## Task directions
Among the lines below, count those with "type". Give only the number.

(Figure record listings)
▬▬▬

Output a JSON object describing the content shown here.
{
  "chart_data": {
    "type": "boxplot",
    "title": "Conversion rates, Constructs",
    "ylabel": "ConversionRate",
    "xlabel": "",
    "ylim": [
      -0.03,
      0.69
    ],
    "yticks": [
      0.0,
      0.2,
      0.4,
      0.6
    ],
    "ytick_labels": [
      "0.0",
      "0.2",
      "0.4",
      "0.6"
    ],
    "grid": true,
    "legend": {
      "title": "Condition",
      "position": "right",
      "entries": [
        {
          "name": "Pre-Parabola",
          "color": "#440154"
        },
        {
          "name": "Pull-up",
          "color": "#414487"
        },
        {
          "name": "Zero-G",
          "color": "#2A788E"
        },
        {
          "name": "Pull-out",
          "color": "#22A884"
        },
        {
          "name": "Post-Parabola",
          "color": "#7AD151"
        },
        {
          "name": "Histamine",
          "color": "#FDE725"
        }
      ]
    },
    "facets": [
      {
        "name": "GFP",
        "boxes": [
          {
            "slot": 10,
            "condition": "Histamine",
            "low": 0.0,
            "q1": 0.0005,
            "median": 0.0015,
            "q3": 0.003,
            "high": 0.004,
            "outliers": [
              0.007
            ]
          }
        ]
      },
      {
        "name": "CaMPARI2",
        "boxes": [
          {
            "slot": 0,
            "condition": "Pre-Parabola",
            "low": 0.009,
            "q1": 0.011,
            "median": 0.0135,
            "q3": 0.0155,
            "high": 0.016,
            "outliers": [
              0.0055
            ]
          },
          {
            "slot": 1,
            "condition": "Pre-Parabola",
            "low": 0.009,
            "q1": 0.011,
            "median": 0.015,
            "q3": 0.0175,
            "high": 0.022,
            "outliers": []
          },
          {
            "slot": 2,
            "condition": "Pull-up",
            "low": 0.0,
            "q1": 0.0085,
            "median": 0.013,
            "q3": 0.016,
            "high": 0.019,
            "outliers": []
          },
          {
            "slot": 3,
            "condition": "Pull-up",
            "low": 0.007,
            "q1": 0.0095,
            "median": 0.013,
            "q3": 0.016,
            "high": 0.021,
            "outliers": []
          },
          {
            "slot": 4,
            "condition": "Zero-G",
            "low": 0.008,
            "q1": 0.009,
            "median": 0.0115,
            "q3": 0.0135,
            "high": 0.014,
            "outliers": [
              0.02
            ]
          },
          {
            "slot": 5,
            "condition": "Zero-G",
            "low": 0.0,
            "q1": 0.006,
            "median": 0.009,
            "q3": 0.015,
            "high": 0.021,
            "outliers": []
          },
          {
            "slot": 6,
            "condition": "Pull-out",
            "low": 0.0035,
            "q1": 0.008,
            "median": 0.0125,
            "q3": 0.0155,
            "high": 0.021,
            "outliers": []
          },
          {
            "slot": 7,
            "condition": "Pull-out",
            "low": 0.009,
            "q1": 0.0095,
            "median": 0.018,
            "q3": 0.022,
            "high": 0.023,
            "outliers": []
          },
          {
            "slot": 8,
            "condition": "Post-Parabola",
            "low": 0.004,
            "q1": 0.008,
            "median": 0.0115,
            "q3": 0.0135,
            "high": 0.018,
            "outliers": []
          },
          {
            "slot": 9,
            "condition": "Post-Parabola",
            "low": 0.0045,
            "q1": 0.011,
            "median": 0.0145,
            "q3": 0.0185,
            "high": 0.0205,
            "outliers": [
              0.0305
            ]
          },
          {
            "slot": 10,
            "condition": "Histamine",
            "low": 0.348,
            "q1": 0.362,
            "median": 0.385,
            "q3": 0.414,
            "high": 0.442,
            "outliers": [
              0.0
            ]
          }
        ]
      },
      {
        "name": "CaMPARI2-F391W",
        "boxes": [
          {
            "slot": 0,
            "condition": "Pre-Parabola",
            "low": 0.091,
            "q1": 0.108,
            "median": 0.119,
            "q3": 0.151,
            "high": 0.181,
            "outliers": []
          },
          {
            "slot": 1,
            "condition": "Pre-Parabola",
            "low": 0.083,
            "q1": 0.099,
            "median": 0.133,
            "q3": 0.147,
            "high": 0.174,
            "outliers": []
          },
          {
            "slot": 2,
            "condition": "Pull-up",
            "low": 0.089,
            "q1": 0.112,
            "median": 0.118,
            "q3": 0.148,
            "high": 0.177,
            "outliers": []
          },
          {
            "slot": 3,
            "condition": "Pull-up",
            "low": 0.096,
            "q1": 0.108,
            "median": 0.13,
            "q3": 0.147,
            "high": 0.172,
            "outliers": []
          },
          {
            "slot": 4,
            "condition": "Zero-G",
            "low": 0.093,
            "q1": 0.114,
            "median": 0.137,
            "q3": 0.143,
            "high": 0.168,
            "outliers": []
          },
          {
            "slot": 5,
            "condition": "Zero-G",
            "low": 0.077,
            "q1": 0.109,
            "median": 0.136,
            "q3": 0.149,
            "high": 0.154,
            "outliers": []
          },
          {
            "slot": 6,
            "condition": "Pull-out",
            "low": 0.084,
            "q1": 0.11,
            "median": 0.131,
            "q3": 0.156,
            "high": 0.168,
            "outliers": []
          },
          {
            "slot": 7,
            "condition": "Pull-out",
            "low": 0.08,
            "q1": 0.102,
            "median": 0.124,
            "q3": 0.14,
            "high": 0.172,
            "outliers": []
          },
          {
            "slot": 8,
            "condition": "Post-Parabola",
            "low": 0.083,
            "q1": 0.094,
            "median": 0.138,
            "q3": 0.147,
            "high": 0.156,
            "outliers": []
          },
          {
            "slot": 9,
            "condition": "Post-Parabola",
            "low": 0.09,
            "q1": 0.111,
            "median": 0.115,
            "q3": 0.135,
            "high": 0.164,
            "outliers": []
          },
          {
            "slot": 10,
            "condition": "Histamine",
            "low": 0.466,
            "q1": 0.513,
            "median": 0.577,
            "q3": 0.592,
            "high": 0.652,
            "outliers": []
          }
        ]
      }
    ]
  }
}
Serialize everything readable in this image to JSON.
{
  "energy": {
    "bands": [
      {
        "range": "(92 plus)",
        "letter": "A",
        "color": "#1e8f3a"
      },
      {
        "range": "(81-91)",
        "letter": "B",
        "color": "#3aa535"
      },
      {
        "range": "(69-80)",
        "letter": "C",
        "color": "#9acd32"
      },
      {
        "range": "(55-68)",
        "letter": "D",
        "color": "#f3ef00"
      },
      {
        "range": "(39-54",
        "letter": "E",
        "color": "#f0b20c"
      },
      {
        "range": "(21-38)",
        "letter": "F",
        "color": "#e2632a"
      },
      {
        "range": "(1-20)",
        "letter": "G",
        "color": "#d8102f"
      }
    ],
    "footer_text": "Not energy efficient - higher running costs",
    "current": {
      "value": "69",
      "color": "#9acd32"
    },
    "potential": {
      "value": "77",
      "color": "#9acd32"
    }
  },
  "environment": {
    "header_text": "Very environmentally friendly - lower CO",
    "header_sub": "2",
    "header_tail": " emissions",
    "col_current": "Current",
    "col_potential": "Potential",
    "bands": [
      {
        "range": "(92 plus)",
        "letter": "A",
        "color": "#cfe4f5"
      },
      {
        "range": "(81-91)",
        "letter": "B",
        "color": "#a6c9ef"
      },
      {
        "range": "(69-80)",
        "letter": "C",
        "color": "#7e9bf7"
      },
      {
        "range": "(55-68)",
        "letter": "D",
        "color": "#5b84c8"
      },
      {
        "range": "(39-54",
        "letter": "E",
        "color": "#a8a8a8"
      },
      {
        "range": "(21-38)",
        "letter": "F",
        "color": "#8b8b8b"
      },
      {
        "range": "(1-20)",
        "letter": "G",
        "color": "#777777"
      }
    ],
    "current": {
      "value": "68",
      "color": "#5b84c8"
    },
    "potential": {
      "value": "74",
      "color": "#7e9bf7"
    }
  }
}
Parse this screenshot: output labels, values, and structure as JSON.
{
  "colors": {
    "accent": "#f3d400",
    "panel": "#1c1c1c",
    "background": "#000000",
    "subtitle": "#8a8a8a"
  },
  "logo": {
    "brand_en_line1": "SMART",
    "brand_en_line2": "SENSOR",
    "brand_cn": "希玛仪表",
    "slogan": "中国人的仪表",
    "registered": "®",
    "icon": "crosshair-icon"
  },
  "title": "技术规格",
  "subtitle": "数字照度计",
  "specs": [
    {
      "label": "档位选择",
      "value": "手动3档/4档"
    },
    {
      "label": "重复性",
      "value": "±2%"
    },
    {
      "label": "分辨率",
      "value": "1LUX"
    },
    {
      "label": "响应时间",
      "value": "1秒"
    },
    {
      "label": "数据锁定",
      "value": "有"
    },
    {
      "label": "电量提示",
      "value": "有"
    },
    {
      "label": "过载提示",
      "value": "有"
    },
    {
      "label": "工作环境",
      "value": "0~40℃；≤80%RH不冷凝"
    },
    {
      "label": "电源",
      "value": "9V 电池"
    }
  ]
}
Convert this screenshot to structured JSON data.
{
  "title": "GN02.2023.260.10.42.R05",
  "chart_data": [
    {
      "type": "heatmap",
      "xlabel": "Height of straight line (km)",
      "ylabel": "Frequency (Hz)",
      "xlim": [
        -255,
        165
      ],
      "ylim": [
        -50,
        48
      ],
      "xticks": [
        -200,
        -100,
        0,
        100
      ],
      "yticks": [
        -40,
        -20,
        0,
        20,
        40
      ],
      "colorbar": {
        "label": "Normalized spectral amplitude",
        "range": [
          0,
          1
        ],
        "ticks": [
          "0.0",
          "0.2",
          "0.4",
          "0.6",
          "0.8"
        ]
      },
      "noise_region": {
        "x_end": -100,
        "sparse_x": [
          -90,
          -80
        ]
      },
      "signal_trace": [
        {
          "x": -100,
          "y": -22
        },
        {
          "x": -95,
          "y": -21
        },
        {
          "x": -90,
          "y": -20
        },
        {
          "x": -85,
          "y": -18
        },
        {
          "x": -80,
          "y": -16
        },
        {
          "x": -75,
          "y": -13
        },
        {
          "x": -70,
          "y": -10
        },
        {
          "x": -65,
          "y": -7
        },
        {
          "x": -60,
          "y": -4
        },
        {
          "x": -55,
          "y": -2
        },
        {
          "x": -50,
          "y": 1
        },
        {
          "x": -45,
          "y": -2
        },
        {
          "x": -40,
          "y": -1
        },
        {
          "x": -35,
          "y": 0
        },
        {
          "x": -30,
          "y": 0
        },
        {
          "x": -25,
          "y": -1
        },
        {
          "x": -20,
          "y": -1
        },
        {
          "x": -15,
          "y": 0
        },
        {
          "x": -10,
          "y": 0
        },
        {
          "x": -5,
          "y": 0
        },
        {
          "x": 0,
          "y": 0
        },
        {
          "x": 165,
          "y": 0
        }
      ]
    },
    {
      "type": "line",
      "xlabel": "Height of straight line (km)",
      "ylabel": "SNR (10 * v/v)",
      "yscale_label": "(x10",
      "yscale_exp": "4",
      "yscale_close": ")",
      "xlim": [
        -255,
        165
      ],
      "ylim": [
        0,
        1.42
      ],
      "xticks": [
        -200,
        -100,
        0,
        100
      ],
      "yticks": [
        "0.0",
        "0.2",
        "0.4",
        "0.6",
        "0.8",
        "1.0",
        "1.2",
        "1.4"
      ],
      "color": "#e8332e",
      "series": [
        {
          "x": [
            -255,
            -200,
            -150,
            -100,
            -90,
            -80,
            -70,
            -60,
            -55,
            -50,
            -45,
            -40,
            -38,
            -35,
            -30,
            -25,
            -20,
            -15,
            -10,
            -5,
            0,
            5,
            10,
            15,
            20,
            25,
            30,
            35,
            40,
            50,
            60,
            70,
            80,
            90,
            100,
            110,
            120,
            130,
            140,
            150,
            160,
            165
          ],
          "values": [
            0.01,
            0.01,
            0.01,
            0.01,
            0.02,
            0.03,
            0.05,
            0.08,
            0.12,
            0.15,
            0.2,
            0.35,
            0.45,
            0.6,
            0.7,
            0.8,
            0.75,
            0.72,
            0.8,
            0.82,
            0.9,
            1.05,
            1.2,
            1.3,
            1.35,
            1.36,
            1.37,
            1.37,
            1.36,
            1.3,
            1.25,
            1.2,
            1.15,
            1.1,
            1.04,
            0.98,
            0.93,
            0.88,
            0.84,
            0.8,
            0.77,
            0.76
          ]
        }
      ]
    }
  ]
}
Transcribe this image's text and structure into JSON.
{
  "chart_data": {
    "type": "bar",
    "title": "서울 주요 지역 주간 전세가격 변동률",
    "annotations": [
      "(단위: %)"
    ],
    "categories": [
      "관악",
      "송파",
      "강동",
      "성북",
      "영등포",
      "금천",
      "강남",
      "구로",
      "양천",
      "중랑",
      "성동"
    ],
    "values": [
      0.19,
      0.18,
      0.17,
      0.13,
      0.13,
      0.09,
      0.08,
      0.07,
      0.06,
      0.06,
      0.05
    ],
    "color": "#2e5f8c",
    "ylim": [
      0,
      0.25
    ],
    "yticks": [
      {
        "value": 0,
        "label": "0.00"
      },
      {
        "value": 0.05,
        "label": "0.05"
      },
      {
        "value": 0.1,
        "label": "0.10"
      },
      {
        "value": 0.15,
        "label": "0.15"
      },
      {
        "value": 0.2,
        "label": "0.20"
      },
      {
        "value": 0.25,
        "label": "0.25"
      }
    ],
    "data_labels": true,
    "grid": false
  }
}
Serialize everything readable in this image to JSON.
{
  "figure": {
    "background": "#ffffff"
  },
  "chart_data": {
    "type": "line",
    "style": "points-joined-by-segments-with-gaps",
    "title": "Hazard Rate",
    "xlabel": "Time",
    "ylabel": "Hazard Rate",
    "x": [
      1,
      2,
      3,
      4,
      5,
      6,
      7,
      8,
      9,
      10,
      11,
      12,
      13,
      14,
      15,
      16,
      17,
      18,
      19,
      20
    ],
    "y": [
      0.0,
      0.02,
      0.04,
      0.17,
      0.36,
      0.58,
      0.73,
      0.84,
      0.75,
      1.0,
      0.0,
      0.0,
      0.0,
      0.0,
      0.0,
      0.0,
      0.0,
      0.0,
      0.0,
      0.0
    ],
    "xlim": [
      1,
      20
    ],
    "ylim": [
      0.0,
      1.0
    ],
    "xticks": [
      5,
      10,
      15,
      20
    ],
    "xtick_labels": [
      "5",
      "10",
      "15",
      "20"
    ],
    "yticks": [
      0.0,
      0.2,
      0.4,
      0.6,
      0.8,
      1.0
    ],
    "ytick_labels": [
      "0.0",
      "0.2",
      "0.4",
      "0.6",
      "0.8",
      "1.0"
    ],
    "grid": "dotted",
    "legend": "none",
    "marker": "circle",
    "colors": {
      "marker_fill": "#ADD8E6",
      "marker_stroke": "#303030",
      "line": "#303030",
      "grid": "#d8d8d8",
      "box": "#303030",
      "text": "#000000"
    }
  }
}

▬▬▬

## Exercise output
5